:: Task objective ::
Render each item below as a JSON list of strings, one string per line, with blank lines omitted and the pictures left out.

:: Provided entries ::
* begin *

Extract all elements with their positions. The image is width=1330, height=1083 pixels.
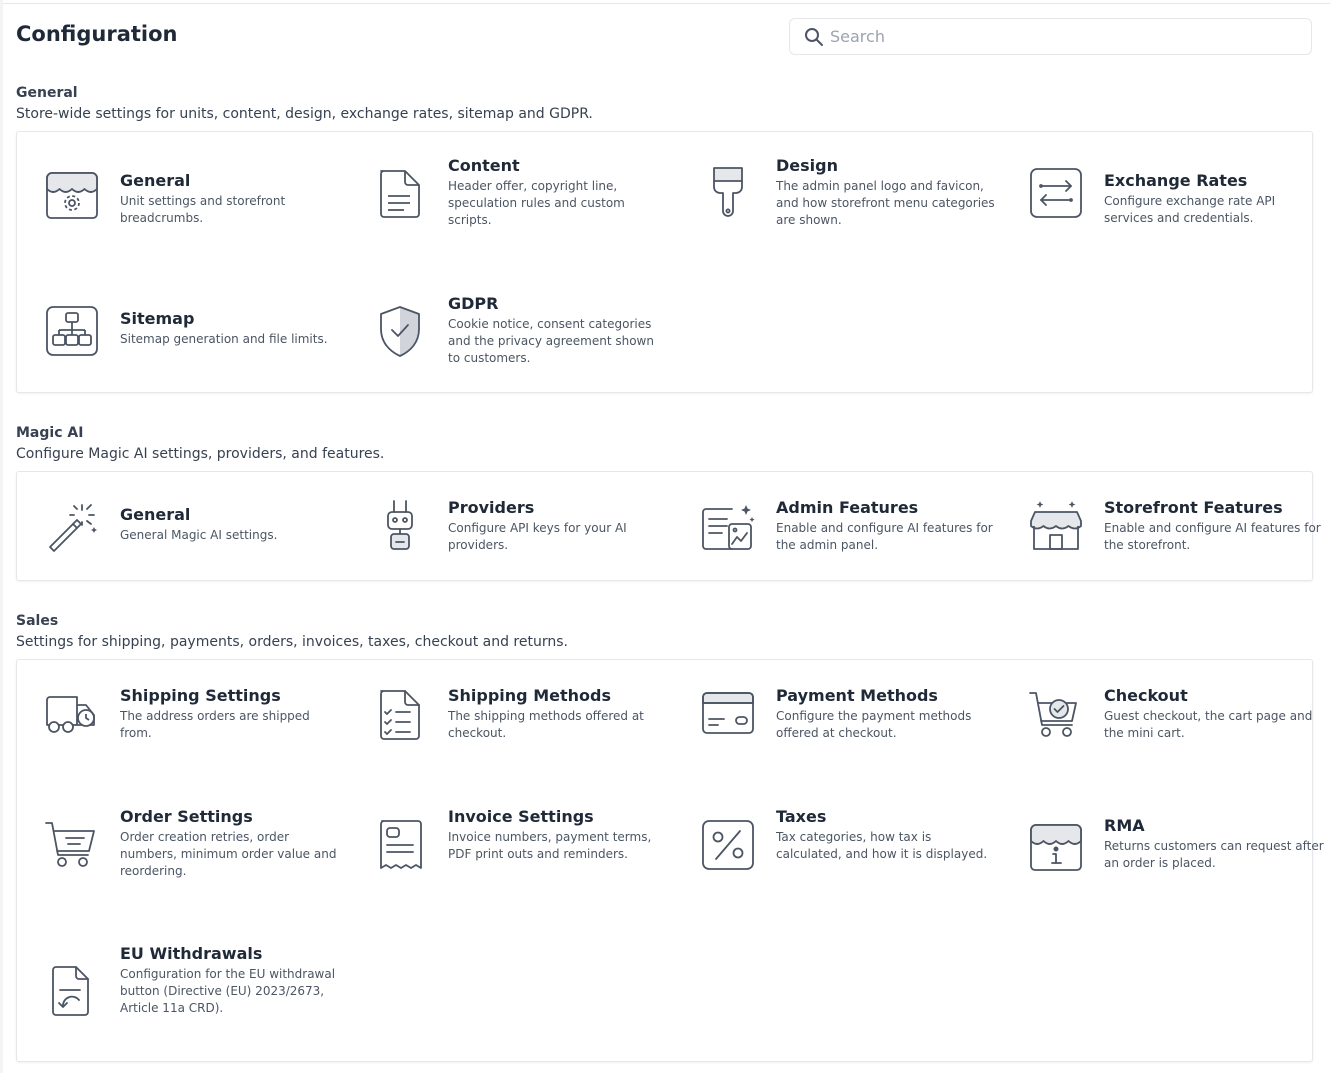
item-title: Invoice Settings <box>448 807 594 826</box>
magic-wand-icon <box>44 499 100 555</box>
section-description-magic-ai: Configure Magic AI settings, providers, … <box>16 446 385 462</box>
top-border <box>0 3 1330 4</box>
exchange-arrows-icon <box>1028 165 1084 221</box>
item-description: The admin panel logo and favicon, and ho… <box>776 179 995 227</box>
store-info-icon <box>1028 817 1084 873</box>
item-description: The address orders are shipped from. <box>120 709 310 740</box>
config-item-shipping-settings[interactable]: Shipping Settings The address orders are… <box>44 686 344 807</box>
item-title: Sitemap <box>120 309 195 328</box>
item-description: Enable and configure AI features for the… <box>1104 521 1321 552</box>
item-description: General Magic AI settings. <box>120 528 278 542</box>
item-title: Order Settings <box>120 807 253 826</box>
page-title: Configuration <box>16 22 178 46</box>
store-settings-icon <box>44 165 100 221</box>
item-description: Header offer, copyright line, speculatio… <box>448 179 625 227</box>
item-title: Shipping Settings <box>120 686 281 705</box>
config-item-eu-withdrawals[interactable]: EU Withdrawals Configuration for the EU … <box>44 944 344 1083</box>
section-card-magic-ai: General General Magic AI settings. Provi… <box>16 471 1321 581</box>
item-title: Shipping Methods <box>448 686 611 705</box>
item-title: Checkout <box>1104 686 1188 705</box>
item-title: Content <box>448 156 520 175</box>
section-card-sales: Shipping Settings The address orders are… <box>16 659 1324 1062</box>
item-description: Configure exchange rate API services and… <box>1104 194 1276 225</box>
item-description: Enable and configure AI features for the… <box>776 521 993 552</box>
paintbrush-icon <box>700 165 756 221</box>
ai-document-icon <box>700 499 756 555</box>
section-card-general: General Unit settings and storefront bre… <box>16 131 1313 393</box>
ai-storefront-icon <box>1028 499 1084 555</box>
config-item-invoice-settings[interactable]: Invoice Settings Invoice numbers, paymen… <box>372 807 672 937</box>
percent-icon <box>700 817 756 873</box>
item-title: Design <box>776 156 838 175</box>
item-description: The shipping methods offered at checkout… <box>448 709 644 740</box>
item-title: Storefront Features <box>1104 498 1283 517</box>
config-item-admin-features[interactable]: Admin Features Enable and configure AI f… <box>700 498 1000 619</box>
item-description: Cookie notice, consent categories and th… <box>448 317 654 365</box>
config-item-content[interactable]: Content Header offer, copyright line, sp… <box>372 156 672 285</box>
item-description: Sitemap generation and file limits. <box>120 332 328 346</box>
cart-list-icon <box>44 817 100 873</box>
left-border <box>0 0 3 1073</box>
shield-check-icon <box>372 303 428 359</box>
document-icon <box>372 165 428 221</box>
item-title: Payment Methods <box>776 686 938 705</box>
config-item-providers[interactable]: Providers Configure API keys for your AI… <box>372 498 672 619</box>
invoice-icon <box>372 817 428 873</box>
item-title: Providers <box>448 498 535 517</box>
item-title: Admin Features <box>776 498 919 517</box>
config-item-gdpr[interactable]: GDPR Cookie notice, consent categories a… <box>372 294 672 423</box>
config-item-magic-ai-general[interactable]: General General Magic AI settings. <box>44 499 344 619</box>
credit-card-icon <box>700 687 756 743</box>
item-description: Guest checkout, the cart page and the mi… <box>1104 709 1313 740</box>
config-item-shipping-methods[interactable]: Shipping Methods The shipping methods of… <box>372 686 672 807</box>
config-item-design[interactable]: Design The admin panel logo and favicon,… <box>700 156 1000 285</box>
item-description: Tax categories, how tax is calculated, a… <box>776 830 988 861</box>
config-item-storefront-features[interactable]: Storefront Features Enable and configure… <box>1028 498 1328 619</box>
item-description: Configuration for the EU withdrawal butt… <box>120 967 336 1015</box>
item-description: Unit settings and storefront breadcrumbs… <box>120 194 286 225</box>
robot-plug-icon <box>372 499 428 555</box>
item-title: GDPR <box>448 294 499 313</box>
item-description: Invoice numbers, payment terms, PDF prin… <box>448 830 652 861</box>
sitemap-icon <box>44 303 100 359</box>
search-input[interactable] <box>830 19 1300 54</box>
item-title: RMA <box>1104 816 1145 835</box>
config-item-general[interactable]: General Unit settings and storefront bre… <box>44 165 344 285</box>
cart-check-icon <box>1028 687 1084 743</box>
config-item-exchange-rates[interactable]: Exchange Rates Configure exchange rate A… <box>1028 165 1328 285</box>
item-description: Configure API keys for your AI providers… <box>448 521 627 552</box>
section-title-general: General <box>16 85 78 101</box>
config-item-sitemap[interactable]: Sitemap Sitemap generation and file limi… <box>44 303 344 423</box>
item-title: General <box>120 171 191 190</box>
config-item-order-settings[interactable]: Order Settings Order creation retries, o… <box>44 807 344 937</box>
config-item-payment-methods[interactable]: Payment Methods Configure the payment me… <box>700 686 1000 807</box>
section-description-sales: Settings for shipping, payments, orders,… <box>16 634 568 650</box>
item-title: EU Withdrawals <box>120 944 263 963</box>
search-box[interactable] <box>789 18 1312 55</box>
item-description: Returns customers can request after an o… <box>1104 839 1324 870</box>
section-description-general: Store-wide settings for units, content, … <box>16 106 593 122</box>
config-item-taxes[interactable]: Taxes Tax categories, how tax is calcula… <box>700 807 1000 937</box>
item-title: Exchange Rates <box>1104 171 1248 190</box>
config-item-rma[interactable]: RMA Returns customers can request after … <box>1028 816 1328 937</box>
delivery-truck-icon <box>44 687 100 743</box>
config-item-checkout[interactable]: Checkout Guest checkout, the cart page a… <box>1028 686 1328 807</box>
checklist-icon <box>372 687 428 743</box>
document-return-icon <box>44 963 100 1019</box>
item-description: Order creation retries, order numbers, m… <box>120 830 337 878</box>
item-title: General <box>120 505 191 524</box>
item-title: Taxes <box>776 807 827 826</box>
search-icon <box>805 28 823 46</box>
item-description: Configure the payment methods offered at… <box>776 709 972 740</box>
section-title-magic-ai: Magic AI <box>16 425 84 441</box>
section-title-sales: Sales <box>16 613 59 629</box>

* end *

:: The completed task ::
[
  "Extract all elements with their positions. The image is width=1330, height=1083 pixels.",
  "item-title: Invoice Settings <box>448 807 594 826</box>",
  "magic-wand-icon <box>44 499 100 555</box>",
  "section-description-magic-ai: Configure Magic AI settings, providers, … <box>16 446 385 462</box>",
  "top-border <box>0 3 1330 4</box>",
  "exchange-arrows-icon <box>1028 165 1084 221</box>",
  "item-description: The admin panel logo and favicon, and ho… <box>776 179 995 227</box>",
  "store-info-icon <box>1028 817 1084 873</box>",
  "item-description: The address orders are shipped from. <box>120 709 310 740</box>",
  "config-item-shipping-settings[interactable]: Shipping Settings The address orders are… <box>44 686 344 807</box>",
  "item-title: Sitemap <box>120 309 195 328</box>",
  "item-description: Enable and configure AI features for the… <box>1104 521 1321 552</box>",
  "item-description: General Magic AI settings. <box>120 528 278 542</box>",
  "item-title: Order Settings <box>120 807 253 826</box>",
  "page-title: Configuration <box>16 22 178 46</box>",
  "store-settings-icon <box>44 165 100 221</box>",
  "item-description: Header offer, copyright line, speculatio… <box>448 179 625 227</box>",
  "item-title: Shipping Settings <box>120 686 281 705</box>",
  "config-item-eu-withdrawals[interactable]: EU Withdrawals Configuration for the EU … <box>44 944 344 1083</box>",
  "section-card-magic-ai: General General Magic AI settings. Provi… <box>16 471 1321 581</box>",
  "item-title: Shipping Methods <box>448 686 611 705</box>",
  "item-title: Checkout <box>1104 686 1188 705</box>",
  "item-title: Content <box>448 156 520 175</box>",
  "section-card-sales: Shipping Settings The address orders are… <box>16 659 1324 1062</box>",
  "item-description: Configure exchange rate API services and… <box>1104 194 1276 225</box>",
  "item-description: Enable and configure AI features for the… <box>776 521 993 552</box>",
  "paintbrush-icon <box>700 165 756 221</box>",
  "ai-document-icon <box>700 499 756 555</box>",
  "section-card-general: General Unit settings and storefront bre… <box>16 131 1313 393</box>",
  "ai-storefront-icon <box>1028 499 1084 555</box>",
  "config-item-invoice-settings[interactable]: Invoice Settings Invoice numbers, paymen… <box>372 807 672 937</box>",
  "percent-icon <box>700 817 756 873</box>",
  "item-title: Design <box>776 156 838 175</box>",
  "item-description: The shipping methods offered at checkout… <box>448 709 644 740</box>",
  "item-title: Storefront Features <box>1104 498 1283 517</box>",
  "config-item-admin-features[interactable]: Admin Features Enable and configure AI f… <box>700 498 1000 619</box>",
  "item-description: Cookie notice, consent categories and th… <box>448 317 654 365</box>",
  "config-item-content[interactable]: Content Header offer, copyright line, sp… <box>372 156 672 285</box>",
  "item-description: Sitemap generation and file limits. <box>120 332 328 346</box>",
  "cart-list-icon <box>44 817 100 873</box>",
  "left-border <box>0 0 3 1073</box>",
  "shield-check-icon <box>372 303 428 359</box>",
  "document-icon <box>372 165 428 221</box>",
  "item-title: Payment Methods <box>776 686 938 705</box>",
  "config-item-providers[interactable]: Providers Configure API keys for your AI… <box>372 498 672 619</box>",
  "invoice-icon <box>372 817 428 873</box>",
  "item-title: Providers <box>448 498 535 517</box>",
  "item-title: Admin Features <box>776 498 919 517</box>",
  "config-item-gdpr[interactable]: GDPR Cookie notice, consent categories a… <box>372 294 672 423</box>",
  "config-item-magic-ai-general[interactable]: General General Magic AI settings. <box>44 499 344 619</box>",
  "credit-card-icon <box>700 687 756 743</box>",
  "item-description: Guest checkout, the cart page and the mi… <box>1104 709 1313 740</box>",
  "config-item-shipping-methods[interactable]: Shipping Methods The shipping methods of… <box>372 686 672 807</box>",
  "config-item-design[interactable]: Design The admin panel logo and favicon,… <box>700 156 1000 285</box>",
  "item-description: Tax categories, how tax is calculated, a… <box>776 830 988 861</box>",
  "config-item-storefront-features[interactable]: Storefront Features Enable and configure… <box>1028 498 1328 619</box>",
  "item-description: Configuration for the EU withdrawal butt… <box>120 967 336 1015</box>",
  "item-description: Unit settings and storefront breadcrumbs… <box>120 194 286 225</box>",
  "robot-plug-icon <box>372 499 428 555</box>",
  "item-title: GDPR <box>448 294 499 313</box>",
  "item-description: Invoice numbers, payment terms, PDF prin… <box>448 830 652 861</box>",
  "sitemap-icon <box>44 303 100 359</box>",
  "search-input[interactable] <box>830 19 1300 54</box>",
  "item-title: RMA <box>1104 816 1145 835</box>",
  "config-item-general[interactable]: General Unit settings and storefront bre… <box>44 165 344 285</box>",
  "cart-check-icon <box>1028 687 1084 743</box>",
  "config-item-exchange-rates[interactable]: Exchange Rates Configure exchange rate A… <box>1028 165 1328 285</box>",
  "item-description: Configure API keys for your AI providers… <box>448 521 627 552</box>",
  "section-title-general: General <box>16 85 78 101</box>",
  "config-item-sitemap[interactable]: Sitemap Sitemap generation and file limi… <box>44 303 344 423</box>",
  "item-title: General <box>120 171 191 190</box>",
  "config-item-order-settings[interactable]: Order Settings Order creation retries, o… <box>44 807 344 937</box>",
  "config-item-payment-methods[interactable]: Payment Methods Configure the payment me… <box>700 686 1000 807</box>",
  "section-description-sales: Settings for shipping, payments, orders,… <box>16 634 568 650</box>",
  "item-title: EU Withdrawals <box>120 944 263 963</box>",
  "search-box[interactable] <box>789 18 1312 55</box>",
  "item-description: Returns customers can request after an o… <box>1104 839 1324 870</box>",
  "section-description-general: Store-wide settings for units, content, … <box>16 106 593 122</box>",
  "config-item-taxes[interactable]: Taxes Tax categories, how tax is calcula… <box>700 807 1000 937</box>",
  "item-title: Exchange Rates <box>1104 171 1248 190</box>",
  "config-item-rma[interactable]: RMA Returns customers can request after … <box>1028 816 1328 937</box>",
  "delivery-truck-icon <box>44 687 100 743</box>",
  "config-item-checkout[interactable]: Checkout Guest checkout, the cart page a… <box>1028 686 1328 807</box>",
  "checklist-icon <box>372 687 428 743</box>",
  "document-return-icon <box>44 963 100 1019</box>",
  "item-description: Order creation retries, order numbers, m… <box>120 830 337 878</box>",
  "item-title: General <box>120 505 191 524</box>",
  "item-title: Taxes <box>776 807 827 826</box>",
  "search-icon <box>805 28 823 46</box>",
  "item-description: Configure the payment methods offered at… <box>776 709 972 740</box>",
  "section-title-magic-ai: Magic AI <box>16 425 84 441</box>",
  "section-title-sales: Sales <box>16 613 59 629</box>"
]